> STATED PROBLEM:
Determine which lines of the records include the word "GIRONDE", and copy them.

Stored data entries:
╭──

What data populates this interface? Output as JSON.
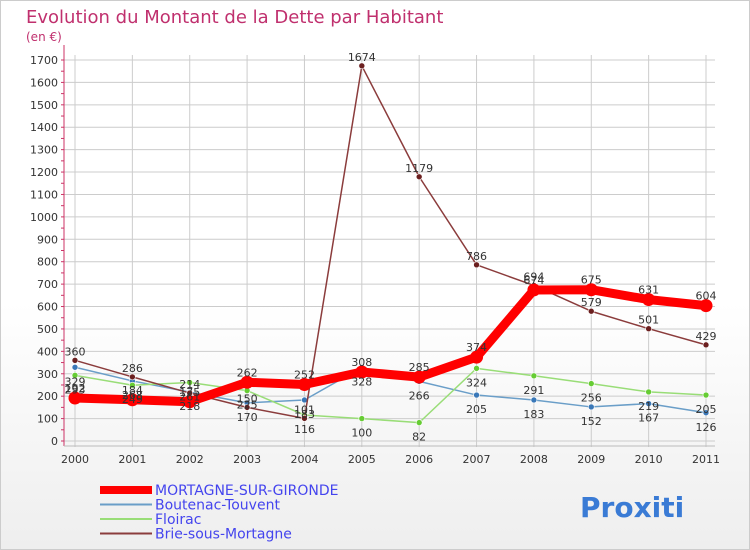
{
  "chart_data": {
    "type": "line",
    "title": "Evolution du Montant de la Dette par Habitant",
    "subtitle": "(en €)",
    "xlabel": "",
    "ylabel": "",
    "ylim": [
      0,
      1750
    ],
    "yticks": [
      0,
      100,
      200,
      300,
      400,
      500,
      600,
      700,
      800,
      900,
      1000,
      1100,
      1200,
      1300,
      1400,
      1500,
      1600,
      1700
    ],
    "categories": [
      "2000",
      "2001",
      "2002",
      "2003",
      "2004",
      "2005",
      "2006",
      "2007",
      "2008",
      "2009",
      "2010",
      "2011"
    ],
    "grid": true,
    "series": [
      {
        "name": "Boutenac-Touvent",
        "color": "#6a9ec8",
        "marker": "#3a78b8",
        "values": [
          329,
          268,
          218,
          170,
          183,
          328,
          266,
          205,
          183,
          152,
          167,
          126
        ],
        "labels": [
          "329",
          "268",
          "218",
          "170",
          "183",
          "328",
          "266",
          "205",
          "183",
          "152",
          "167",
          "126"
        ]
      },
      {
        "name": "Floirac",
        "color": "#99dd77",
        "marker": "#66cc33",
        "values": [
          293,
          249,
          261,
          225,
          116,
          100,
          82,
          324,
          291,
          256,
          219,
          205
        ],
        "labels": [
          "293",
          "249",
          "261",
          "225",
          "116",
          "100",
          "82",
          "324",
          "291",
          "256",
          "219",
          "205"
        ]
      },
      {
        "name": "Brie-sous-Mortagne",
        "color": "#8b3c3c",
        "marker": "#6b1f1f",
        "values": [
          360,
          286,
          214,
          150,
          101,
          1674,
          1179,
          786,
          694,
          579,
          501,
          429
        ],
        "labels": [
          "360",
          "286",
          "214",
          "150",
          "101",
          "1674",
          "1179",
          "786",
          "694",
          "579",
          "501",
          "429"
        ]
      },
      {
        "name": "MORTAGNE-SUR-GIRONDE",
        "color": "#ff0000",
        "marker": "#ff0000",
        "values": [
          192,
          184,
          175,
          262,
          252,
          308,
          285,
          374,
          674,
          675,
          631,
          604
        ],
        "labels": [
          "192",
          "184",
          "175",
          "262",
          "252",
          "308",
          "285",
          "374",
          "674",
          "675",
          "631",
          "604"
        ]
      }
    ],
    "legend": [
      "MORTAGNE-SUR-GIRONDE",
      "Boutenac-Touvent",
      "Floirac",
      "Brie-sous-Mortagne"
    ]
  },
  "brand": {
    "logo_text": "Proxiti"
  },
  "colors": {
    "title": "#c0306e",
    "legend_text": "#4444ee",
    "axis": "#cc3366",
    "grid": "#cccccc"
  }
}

╰──

> ANSWER TO THIS EXERCISE:
        "name": "MORTAGNE-SUR-GIRONDE",
      "MORTAGNE-SUR-GIRONDE",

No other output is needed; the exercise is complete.